» STATED EXERCISE:
Take the lines from the one containing "Give me a plain-text" through the final line below and restate them exactly. Omit the pictures.

** Start of LISTED ENTRIES **

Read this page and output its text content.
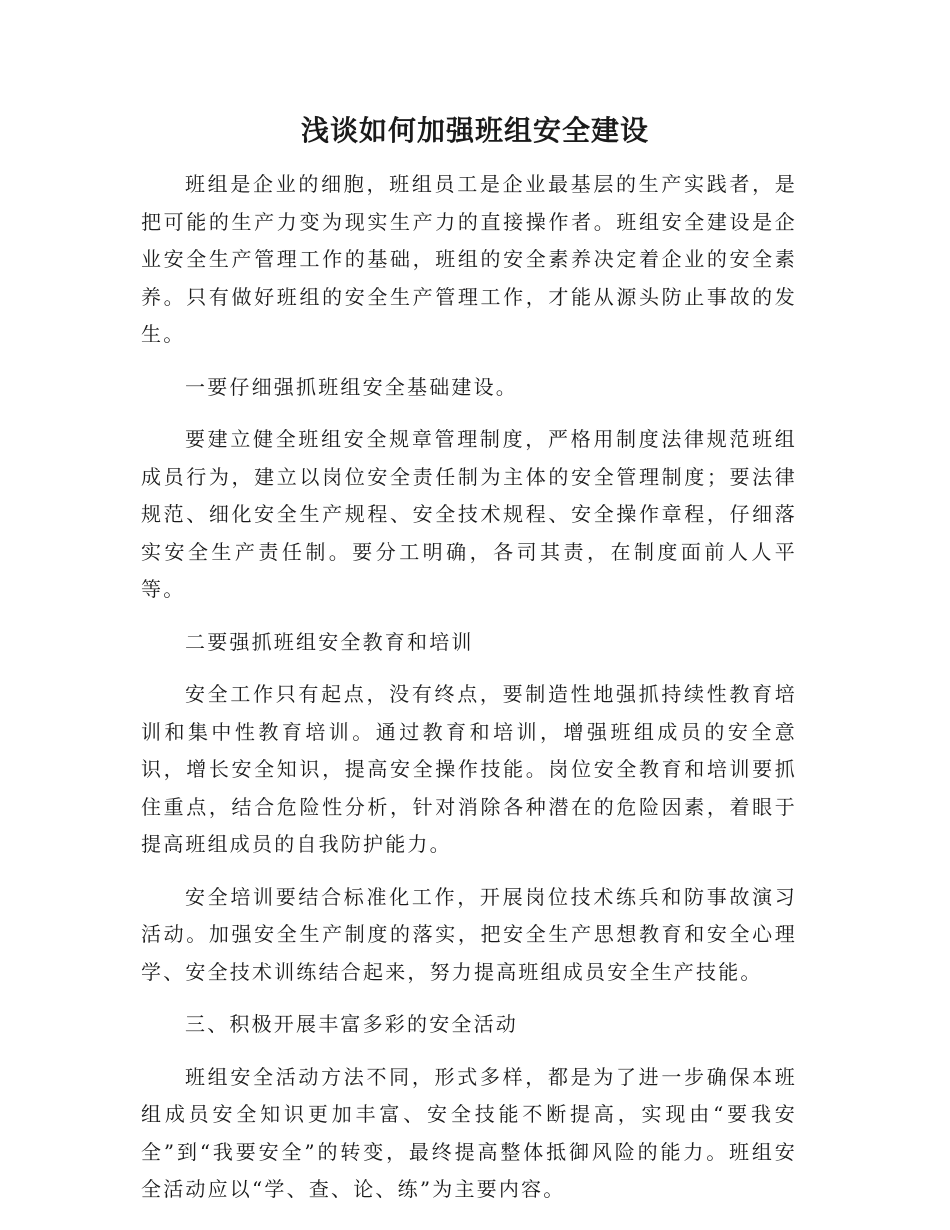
浅谈如何加强班组安全建设

班组是企业的细胞，班组员工是企业最基层的生产实践者，是把可能的生产力变为现实生产力的直接操作者。班组安全建设是企业安全生产管理工作的基础，班组的安全素养决定着企业的安全素养。只有做好班组的安全生产管理工作，才能从源头防止事故的发生。

一要仔细强抓班组安全基础建设。

要建立健全班组安全规章管理制度，严格用制度法律规范班组成员行为，建立以岗位安全责任制为主体的安全管理制度；要法律规范、细化安全生产规程、安全技术规程、安全操作章程，仔细落实安全生产责任制。要分工明确，各司其责，在制度面前人人平等。

二要强抓班组安全教育和培训

安全工作只有起点，没有终点，要制造性地强抓持续性教育培训和集中性教育培训。通过教育和培训，增强班组成员的安全意识，增长安全知识，提高安全操作技能。岗位安全教育和培训要抓住重点，结合危险性分析，针对消除各种潜在的危险因素，着眼于提高班组成员的自我防护能力。

安全培训要结合标准化工作，开展岗位技术练兵和防事故演习活动。加强安全生产制度的落实，把安全生产思想教育和安全心理学、安全技术训练结合起来，努力提高班组成员安全生产技能。

三、积极开展丰富多彩的安全活动

班组安全活动方法不同，形式多样，都是为了进一步确保本班组成员安全知识更加丰富、安全技能不断提高，实现由“要我安全”到“我要安全”的转变，最终提高整体抵御风险的能力。班组安全活动应以“学、查、论、练”为主要内容。
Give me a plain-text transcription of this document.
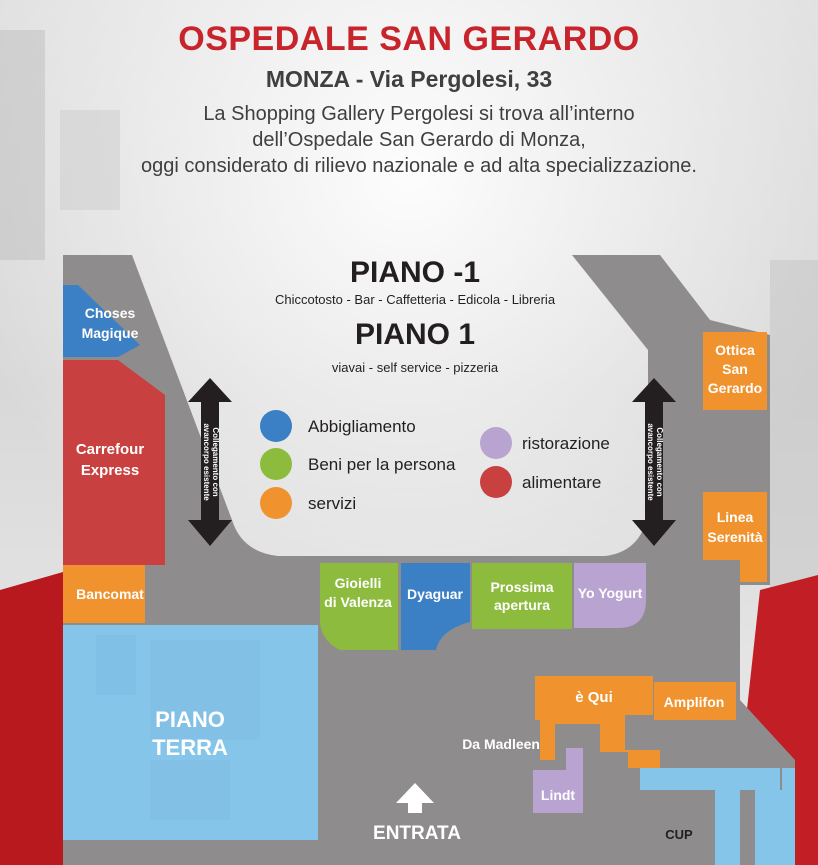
OSPEDALE SAN GERARDO
MONZA - Via Pergolesi, 33
La Shopping Gallery Pergolesi si trova all’interno
dell’Ospedale San Gerardo di Monza,
oggi considerato di rilievo nazionale e ad alta specializzazione.
PIANO -1
Chiccotosto - Bar - Caffetteria - Edicola - Libreria
PIANO 1
viavai - self service - pizzeria
PIANO
TERRA
Collegamento con
avancorpo esistente	Collegamento con
avancorpo esistente
Abbigliamento
Beni per la persona
servizi
ristorazione
alimentare
Choses
Magique
Carrefour
Express
Bancomat
Gioielli
di Valenza Dyaguar Prossima
apertura
Yo Yogurt
Ottica
San
Gerardo
Linea
Serenità
è Qui	Amplifon
Da Madleen
Lindt
CUP
ENTRATA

** End of LISTED ENTRIES **

» THE RESPONSE:
Give me a plain-text transcription of this document.
OSPEDALE SAN GERARDO
MONZA - Via Pergolesi, 33
La Shopping Gallery Pergolesi si trova all’interno
dell’Ospedale San Gerardo di Monza,
oggi considerato di rilievo nazionale e ad alta specializzazione.
PIANO -1
Chiccotosto - Bar - Caffetteria - Edicola - Libreria
PIANO 1
viavai - self service - pizzeria
PIANO
TERRA
Collegamento con
avancorpo esistente	Collegamento con
avancorpo esistente
Abbigliamento
Beni per la persona
servizi
ristorazione
alimentare
Choses
Magique
Carrefour
Express
Bancomat
Gioielli
di Valenza Dyaguar Prossima
apertura
Yo Yogurt
Ottica
San
Gerardo
Linea
Serenità
è Qui	Amplifon
Da Madleen
Lindt
CUP
ENTRATA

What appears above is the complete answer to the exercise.